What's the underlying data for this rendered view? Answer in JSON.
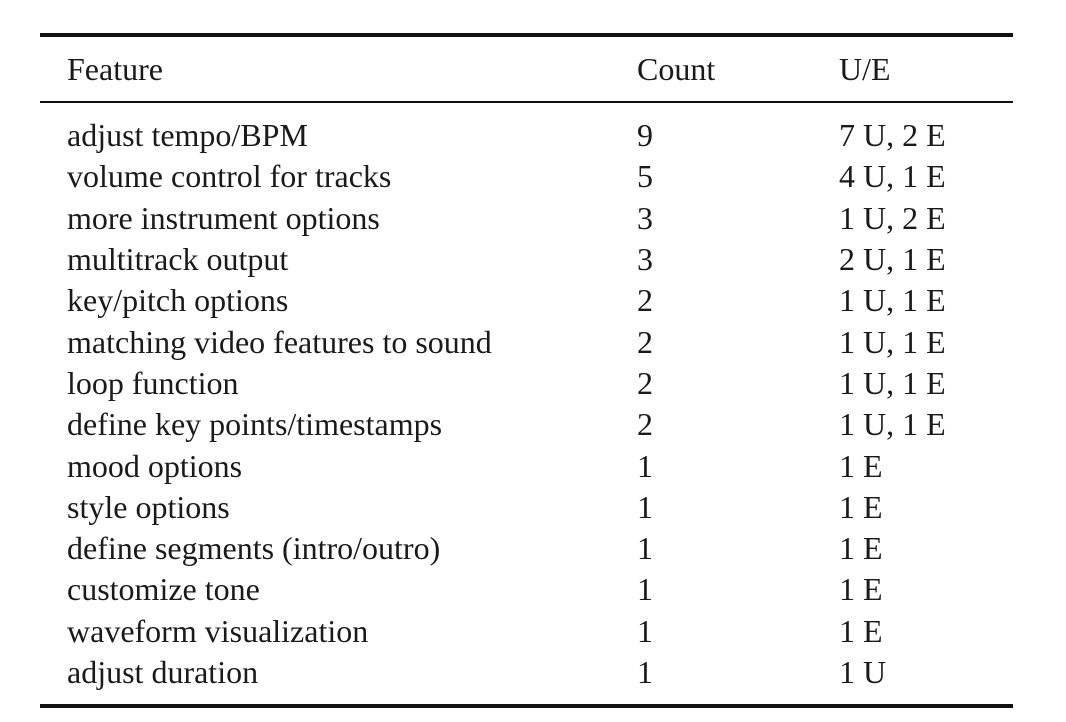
{
  "table": {
    "columns": [
      "Feature",
      "Count",
      "U/E"
    ],
    "rows": [
      {
        "feature": "adjust tempo/BPM",
        "count": "9",
        "ue": "7 U, 2 E"
      },
      {
        "feature": "volume control for tracks",
        "count": "5",
        "ue": "4 U, 1 E"
      },
      {
        "feature": "more instrument options",
        "count": "3",
        "ue": "1 U, 2 E"
      },
      {
        "feature": "multitrack output",
        "count": "3",
        "ue": "2 U, 1 E"
      },
      {
        "feature": "key/pitch options",
        "count": "2",
        "ue": "1 U, 1 E"
      },
      {
        "feature": "matching video features to sound",
        "count": "2",
        "ue": "1 U, 1 E"
      },
      {
        "feature": "loop function",
        "count": "2",
        "ue": "1 U, 1 E"
      },
      {
        "feature": "define key points/timestamps",
        "count": "2",
        "ue": "1 U, 1 E"
      },
      {
        "feature": "mood options",
        "count": "1",
        "ue": "1 E"
      },
      {
        "feature": "style options",
        "count": "1",
        "ue": "1 E"
      },
      {
        "feature": "define segments (intro/outro)",
        "count": "1",
        "ue": "1 E"
      },
      {
        "feature": "customize tone",
        "count": "1",
        "ue": "1 E"
      },
      {
        "feature": "waveform visualization",
        "count": "1",
        "ue": "1 E"
      },
      {
        "feature": "adjust duration",
        "count": "1",
        "ue": "1 U"
      }
    ]
  }
}
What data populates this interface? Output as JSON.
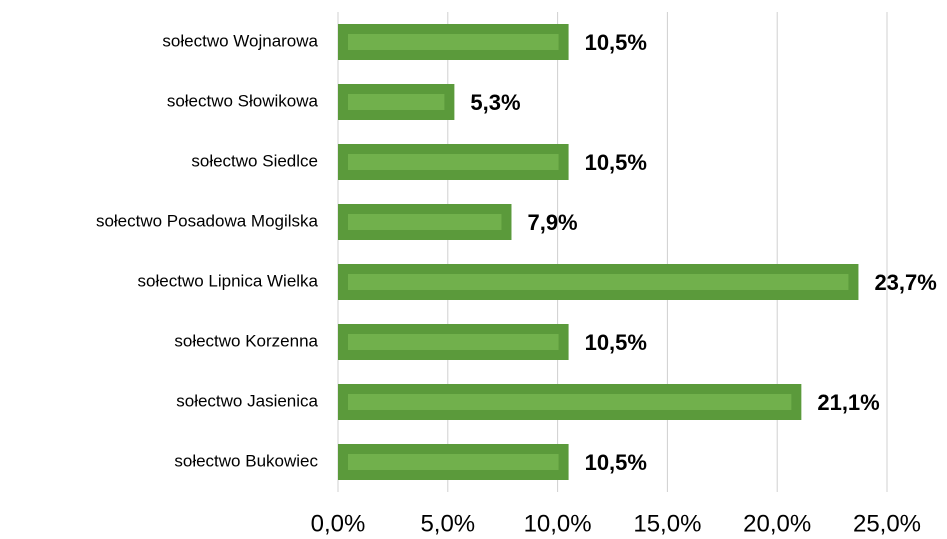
{
  "chart_data": {
    "type": "barh",
    "categories": [
      "sołectwo Wojnarowa",
      "sołectwo Słowikowa",
      "sołectwo Siedlce",
      "sołectwo Posadowa Mogilska",
      "sołectwo Lipnica Wielka",
      "sołectwo Korzenna",
      "sołectwo Jasienica",
      "sołectwo Bukowiec"
    ],
    "values": [
      10.5,
      5.3,
      10.5,
      7.9,
      23.7,
      10.5,
      21.1,
      10.5
    ],
    "value_labels": [
      "10,5%",
      "5,3%",
      "10,5%",
      "7,9%",
      "23,7%",
      "10,5%",
      "21,1%",
      "10,5%"
    ],
    "color": "#5b9a3b",
    "xlim": [
      0,
      25
    ],
    "xticks": [
      {
        "value": 0,
        "label": "0,0%"
      },
      {
        "value": 5,
        "label": "5,0%"
      },
      {
        "value": 10,
        "label": "10,0%"
      },
      {
        "value": 15,
        "label": "15,0%"
      },
      {
        "value": 20,
        "label": "20,0%"
      },
      {
        "value": 25,
        "label": "25,0%"
      }
    ],
    "grid": true
  }
}
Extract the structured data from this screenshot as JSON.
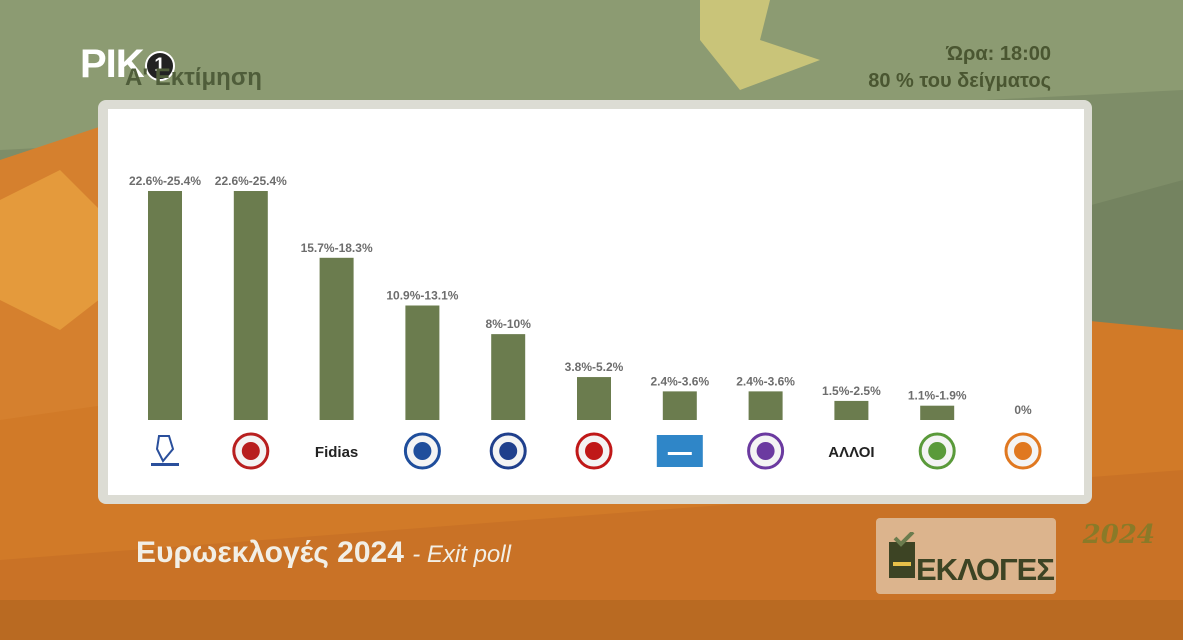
{
  "header": {
    "channel_logo": "ΡΙΚ",
    "channel_number": "1",
    "estimate_label": "Α' Εκτίμηση",
    "time_label": "Ώρα: 18:00",
    "sample_label": "80 % του δείγματος"
  },
  "footer": {
    "title": "Ευρωεκλογές 2024",
    "subtitle": "- Exit poll",
    "elections_year": "2024",
    "elections_word": "ΕΚΛΟΓΕΣ"
  },
  "colors": {
    "bar": "#6b7c4e",
    "label": "#6d6d6d",
    "background_orange": "#d5802e",
    "background_green": "#7e8d68",
    "panel": "#ffffff"
  },
  "chart_data": {
    "type": "bar",
    "categories": [
      "ΔΗΣΥ",
      "ΑΚΕΛ",
      "Fidias",
      "ΕΛΑΜ",
      "ΔΗΚΟ",
      "ΕΔΕΚ",
      "ΔΗΠΑ",
      "Volt",
      "ΑΛΛΟΙ",
      "Οικολόγοι",
      "ΑΛΜΑ"
    ],
    "category_display": [
      "",
      "",
      "Fidias",
      "",
      "",
      "",
      "",
      "",
      "ΑΛΛΟΙ",
      "",
      ""
    ],
    "category_icons": [
      "disy-logo-icon",
      "akel-logo-icon",
      "",
      "elam-logo-icon",
      "diko-logo-icon",
      "edek-logo-icon",
      "dipa-logo-icon",
      "volt-logo-icon",
      "",
      "ecologists-logo-icon",
      "alma-logo-icon"
    ],
    "range_low": [
      22.6,
      22.6,
      15.7,
      10.9,
      8,
      3.8,
      2.4,
      2.4,
      1.5,
      1.1,
      0
    ],
    "range_high": [
      25.4,
      25.4,
      18.3,
      13.1,
      10,
      5.2,
      3.6,
      3.6,
      2.5,
      1.9,
      0
    ],
    "values": [
      24,
      24,
      17,
      12,
      9,
      4.5,
      3,
      3,
      2,
      1.5,
      0
    ],
    "data_labels": [
      "22.6%-25.4%",
      "22.6%-25.4%",
      "15.7%-18.3%",
      "10.9%-13.1%",
      "8%-10%",
      "3.8%-5.2%",
      "2.4%-3.6%",
      "2.4%-3.6%",
      "1.5%-2.5%",
      "1.1%-1.9%",
      "0%"
    ],
    "ylim": [
      0,
      24
    ],
    "grid": false,
    "legend": "none",
    "xlabel": "",
    "ylabel": ""
  }
}
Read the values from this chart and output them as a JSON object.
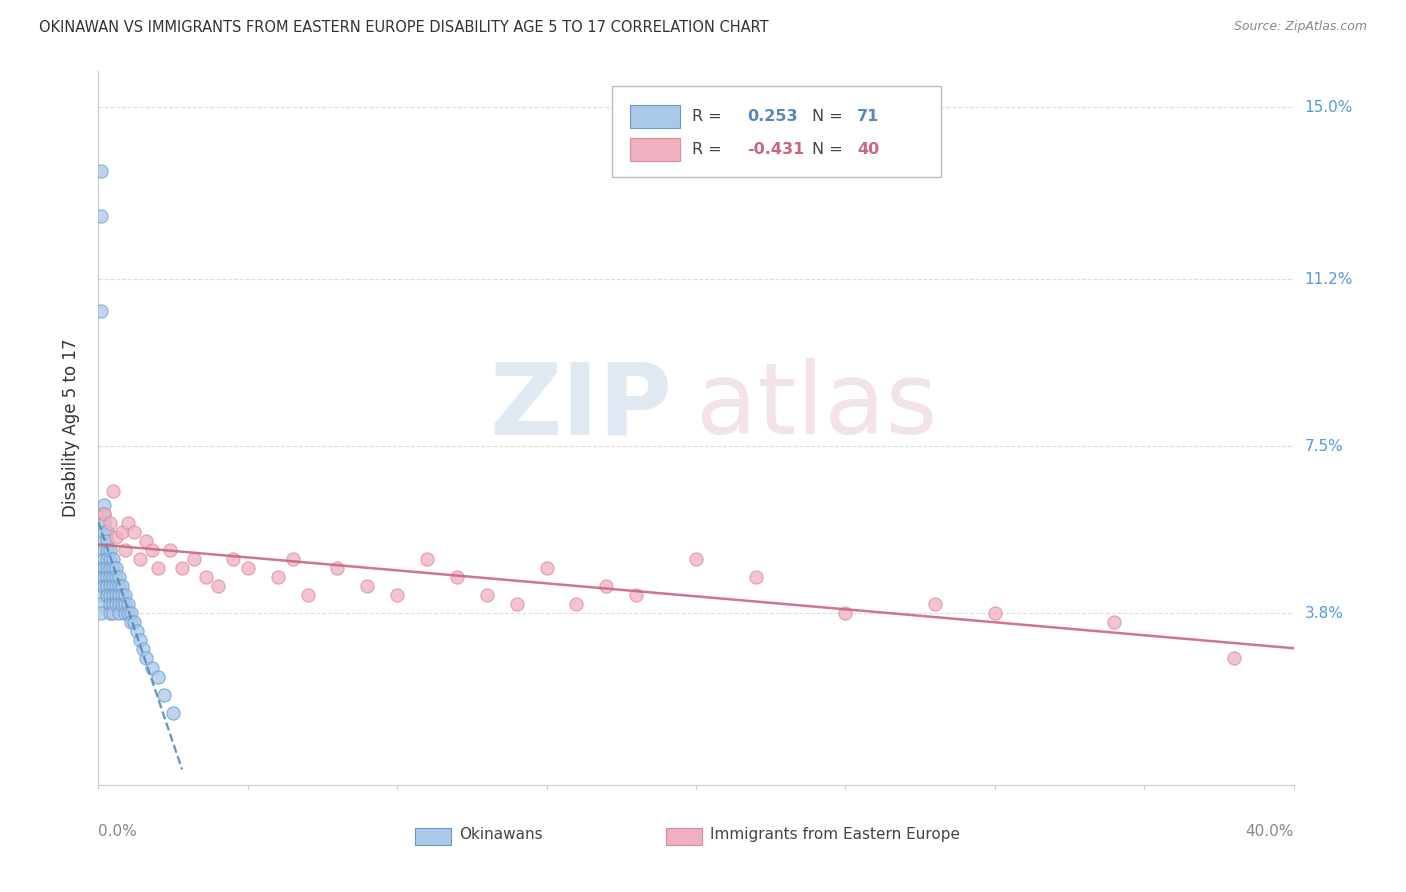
{
  "title": "OKINAWAN VS IMMIGRANTS FROM EASTERN EUROPE DISABILITY AGE 5 TO 17 CORRELATION CHART",
  "source": "Source: ZipAtlas.com",
  "ylabel": "Disability Age 5 to 17",
  "ytick_vals": [
    0.0,
    0.038,
    0.075,
    0.112,
    0.15
  ],
  "ytick_labels": [
    "",
    "3.8%",
    "7.5%",
    "11.2%",
    "15.0%"
  ],
  "xtick_vals": [
    0.0,
    0.05,
    0.1,
    0.15,
    0.2,
    0.25,
    0.3,
    0.35,
    0.4
  ],
  "xlim": [
    0.0,
    0.4
  ],
  "ylim": [
    0.0,
    0.158
  ],
  "r_blue": "0.253",
  "n_blue": "71",
  "r_pink": "-0.431",
  "n_pink": "40",
  "blue_face": "#aac8e8",
  "blue_edge": "#6699cc",
  "blue_line": "#5588bb",
  "pink_face": "#f0b0c0",
  "pink_edge": "#dd8899",
  "pink_line": "#cc6680",
  "tick_label_color": "#5599dd",
  "grid_color": "#dddddd",
  "text_color": "#333333",
  "source_color": "#888888",
  "blue_x": [
    0.001,
    0.001,
    0.001,
    0.001,
    0.001,
    0.001,
    0.001,
    0.001,
    0.001,
    0.002,
    0.002,
    0.002,
    0.002,
    0.002,
    0.002,
    0.002,
    0.002,
    0.002,
    0.002,
    0.003,
    0.003,
    0.003,
    0.003,
    0.003,
    0.003,
    0.003,
    0.003,
    0.004,
    0.004,
    0.004,
    0.004,
    0.004,
    0.004,
    0.004,
    0.004,
    0.005,
    0.005,
    0.005,
    0.005,
    0.005,
    0.005,
    0.005,
    0.006,
    0.006,
    0.006,
    0.006,
    0.006,
    0.007,
    0.007,
    0.007,
    0.007,
    0.007,
    0.008,
    0.008,
    0.008,
    0.009,
    0.009,
    0.009,
    0.01,
    0.01,
    0.011,
    0.011,
    0.012,
    0.013,
    0.014,
    0.015,
    0.016,
    0.018,
    0.02,
    0.022,
    0.025
  ],
  "blue_y": [
    0.136,
    0.126,
    0.105,
    0.048,
    0.046,
    0.044,
    0.042,
    0.04,
    0.038,
    0.062,
    0.06,
    0.058,
    0.056,
    0.054,
    0.052,
    0.05,
    0.048,
    0.046,
    0.044,
    0.056,
    0.054,
    0.052,
    0.05,
    0.048,
    0.046,
    0.044,
    0.042,
    0.052,
    0.05,
    0.048,
    0.046,
    0.044,
    0.042,
    0.04,
    0.038,
    0.05,
    0.048,
    0.046,
    0.044,
    0.042,
    0.04,
    0.038,
    0.048,
    0.046,
    0.044,
    0.042,
    0.04,
    0.046,
    0.044,
    0.042,
    0.04,
    0.038,
    0.044,
    0.042,
    0.04,
    0.042,
    0.04,
    0.038,
    0.04,
    0.038,
    0.038,
    0.036,
    0.036,
    0.034,
    0.032,
    0.03,
    0.028,
    0.026,
    0.024,
    0.02,
    0.016
  ],
  "pink_x": [
    0.002,
    0.004,
    0.005,
    0.006,
    0.008,
    0.009,
    0.01,
    0.012,
    0.014,
    0.016,
    0.018,
    0.02,
    0.024,
    0.028,
    0.032,
    0.036,
    0.04,
    0.045,
    0.05,
    0.06,
    0.065,
    0.07,
    0.08,
    0.09,
    0.1,
    0.11,
    0.12,
    0.13,
    0.14,
    0.15,
    0.16,
    0.17,
    0.18,
    0.2,
    0.22,
    0.25,
    0.28,
    0.3,
    0.34,
    0.38
  ],
  "pink_y": [
    0.06,
    0.058,
    0.065,
    0.055,
    0.056,
    0.052,
    0.058,
    0.056,
    0.05,
    0.054,
    0.052,
    0.048,
    0.052,
    0.048,
    0.05,
    0.046,
    0.044,
    0.05,
    0.048,
    0.046,
    0.05,
    0.042,
    0.048,
    0.044,
    0.042,
    0.05,
    0.046,
    0.042,
    0.04,
    0.048,
    0.04,
    0.044,
    0.042,
    0.05,
    0.046,
    0.038,
    0.04,
    0.038,
    0.036,
    0.028
  ]
}
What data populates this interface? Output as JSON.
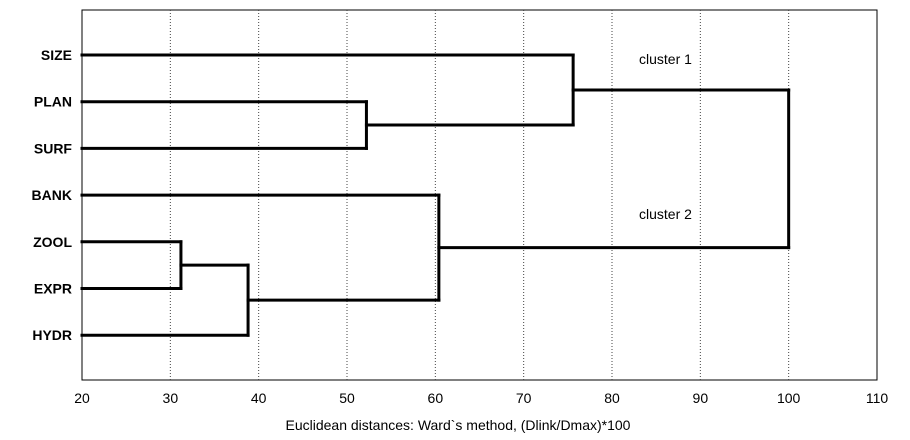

____

» Directions: Determine how many lines of the listing above include the word "JSON", and report that number only.

» Task output: 5